▶ Your instructions
Can you quote the lines below exactly, starting at the line with "Serialize everything readable" and going through the last one?

▶ Material for this task
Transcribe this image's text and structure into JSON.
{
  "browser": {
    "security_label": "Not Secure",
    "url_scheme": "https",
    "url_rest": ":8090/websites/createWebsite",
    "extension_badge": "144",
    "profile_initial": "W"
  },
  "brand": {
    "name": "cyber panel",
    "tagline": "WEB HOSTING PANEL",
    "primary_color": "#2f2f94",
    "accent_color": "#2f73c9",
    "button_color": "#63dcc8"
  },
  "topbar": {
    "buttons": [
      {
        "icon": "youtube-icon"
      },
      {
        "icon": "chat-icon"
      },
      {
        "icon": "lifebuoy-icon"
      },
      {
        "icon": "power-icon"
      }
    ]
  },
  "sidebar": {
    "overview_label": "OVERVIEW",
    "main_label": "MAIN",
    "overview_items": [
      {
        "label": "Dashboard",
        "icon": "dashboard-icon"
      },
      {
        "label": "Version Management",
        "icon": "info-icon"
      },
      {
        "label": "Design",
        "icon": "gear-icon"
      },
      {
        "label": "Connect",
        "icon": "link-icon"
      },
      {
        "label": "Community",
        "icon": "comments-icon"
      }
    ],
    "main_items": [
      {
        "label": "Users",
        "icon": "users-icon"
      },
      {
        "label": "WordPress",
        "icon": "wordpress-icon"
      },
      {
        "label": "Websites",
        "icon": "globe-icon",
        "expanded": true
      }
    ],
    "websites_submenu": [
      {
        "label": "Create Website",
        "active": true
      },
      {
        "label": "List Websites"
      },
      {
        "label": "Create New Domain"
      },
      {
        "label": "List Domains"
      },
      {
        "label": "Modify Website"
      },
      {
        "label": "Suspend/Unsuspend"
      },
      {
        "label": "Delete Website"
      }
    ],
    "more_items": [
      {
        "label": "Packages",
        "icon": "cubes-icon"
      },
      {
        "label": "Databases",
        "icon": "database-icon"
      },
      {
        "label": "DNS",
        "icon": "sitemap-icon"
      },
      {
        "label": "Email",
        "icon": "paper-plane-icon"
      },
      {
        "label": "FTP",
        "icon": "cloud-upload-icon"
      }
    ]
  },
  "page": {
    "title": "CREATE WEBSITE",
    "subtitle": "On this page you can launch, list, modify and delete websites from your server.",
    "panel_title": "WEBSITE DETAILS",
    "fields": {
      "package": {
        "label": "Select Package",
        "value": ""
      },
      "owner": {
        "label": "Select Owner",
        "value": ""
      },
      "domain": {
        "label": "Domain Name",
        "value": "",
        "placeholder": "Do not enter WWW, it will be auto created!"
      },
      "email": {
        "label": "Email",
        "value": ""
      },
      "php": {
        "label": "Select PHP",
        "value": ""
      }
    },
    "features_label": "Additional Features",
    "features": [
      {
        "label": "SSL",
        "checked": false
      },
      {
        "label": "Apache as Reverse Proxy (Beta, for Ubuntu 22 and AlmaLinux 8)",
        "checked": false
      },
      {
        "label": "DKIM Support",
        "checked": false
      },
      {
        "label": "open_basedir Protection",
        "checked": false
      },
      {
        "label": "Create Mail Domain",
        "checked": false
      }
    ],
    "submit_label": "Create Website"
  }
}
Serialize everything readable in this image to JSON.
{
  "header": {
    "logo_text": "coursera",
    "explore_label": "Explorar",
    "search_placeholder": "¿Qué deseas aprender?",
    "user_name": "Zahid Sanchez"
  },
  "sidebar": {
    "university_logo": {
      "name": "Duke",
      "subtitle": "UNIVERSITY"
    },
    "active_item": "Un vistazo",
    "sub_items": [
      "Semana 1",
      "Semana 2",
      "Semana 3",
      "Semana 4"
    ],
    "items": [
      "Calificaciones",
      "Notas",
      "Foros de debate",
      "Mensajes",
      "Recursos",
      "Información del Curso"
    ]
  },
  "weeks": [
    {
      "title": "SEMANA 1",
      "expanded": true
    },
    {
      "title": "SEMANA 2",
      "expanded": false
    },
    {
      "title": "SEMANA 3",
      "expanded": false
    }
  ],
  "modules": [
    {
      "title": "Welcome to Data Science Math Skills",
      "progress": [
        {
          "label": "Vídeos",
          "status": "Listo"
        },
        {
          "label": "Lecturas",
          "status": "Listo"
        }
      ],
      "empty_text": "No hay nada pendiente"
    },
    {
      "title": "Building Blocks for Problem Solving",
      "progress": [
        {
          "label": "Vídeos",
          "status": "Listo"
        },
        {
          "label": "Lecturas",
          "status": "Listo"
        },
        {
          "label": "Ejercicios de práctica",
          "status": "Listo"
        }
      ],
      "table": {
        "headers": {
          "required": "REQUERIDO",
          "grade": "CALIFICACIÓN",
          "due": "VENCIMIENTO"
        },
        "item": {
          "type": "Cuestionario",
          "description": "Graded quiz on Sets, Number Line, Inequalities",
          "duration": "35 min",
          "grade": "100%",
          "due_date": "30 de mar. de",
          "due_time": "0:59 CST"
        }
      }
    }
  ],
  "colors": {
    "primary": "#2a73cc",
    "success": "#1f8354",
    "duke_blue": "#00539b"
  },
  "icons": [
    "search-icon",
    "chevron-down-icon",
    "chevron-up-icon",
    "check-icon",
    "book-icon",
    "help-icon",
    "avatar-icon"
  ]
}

▶ Problem solution
Serialize everything readable in this image to JSON.
{
  "header": {
    "logo_text": "coursera",
    "explore_label": "Explorar",
    "search_placeholder": "¿Qué deseas aprender?",
    "user_name": "Zahid Sanchez"
  },
  "sidebar": {
    "university_logo": {
      "name": "Duke",
      "subtitle": "UNIVERSITY"
    },
    "active_item": "Un vistazo",
    "sub_items": [
      "Semana 1",
      "Semana 2",
      "Semana 3",
      "Semana 4"
    ],
    "items": [
      "Calificaciones",
      "Notas",
      "Foros de debate",
      "Mensajes",
      "Recursos",
      "Información del Curso"
    ]
  },
  "weeks": [
    {
      "title": "SEMANA 1",
      "expanded": true
    },
    {
      "title": "SEMANA 2",
      "expanded": false
    },
    {
      "title": "SEMANA 3",
      "expanded": false
    }
  ],
  "modules": [
    {
      "title": "Welcome to Data Science Math Skills",
      "progress": [
        {
          "label": "Vídeos",
          "status": "Listo"
        },
        {
          "label": "Lecturas",
          "status": "Listo"
        }
      ],
      "empty_text": "No hay nada pendiente"
    },
    {
      "title": "Building Blocks for Problem Solving",
      "progress": [
        {
          "label": "Vídeos",
          "status": "Listo"
        },
        {
          "label": "Lecturas",
          "status": "Listo"
        },
        {
          "label": "Ejercicios de práctica",
          "status": "Listo"
        }
      ],
      "table": {
        "headers": {
          "required": "REQUERIDO",
          "grade": "CALIFICACIÓN",
          "due": "VENCIMIENTO"
        },
        "item": {
          "type": "Cuestionario",
          "description": "Graded quiz on Sets, Number Line, Inequalities",
          "duration": "35 min",
          "grade": "100%",
          "due_date": "30 de mar. de",
          "due_time": "0:59 CST"
        }
      }
    }
  ],
  "colors": {
    "primary": "#2a73cc",
    "success": "#1f8354",
    "duke_blue": "#00539b"
  },
  "icons": [
    "search-icon",
    "chevron-down-icon",
    "chevron-up-icon",
    "check-icon",
    "book-icon",
    "help-icon",
    "avatar-icon"
  ]
}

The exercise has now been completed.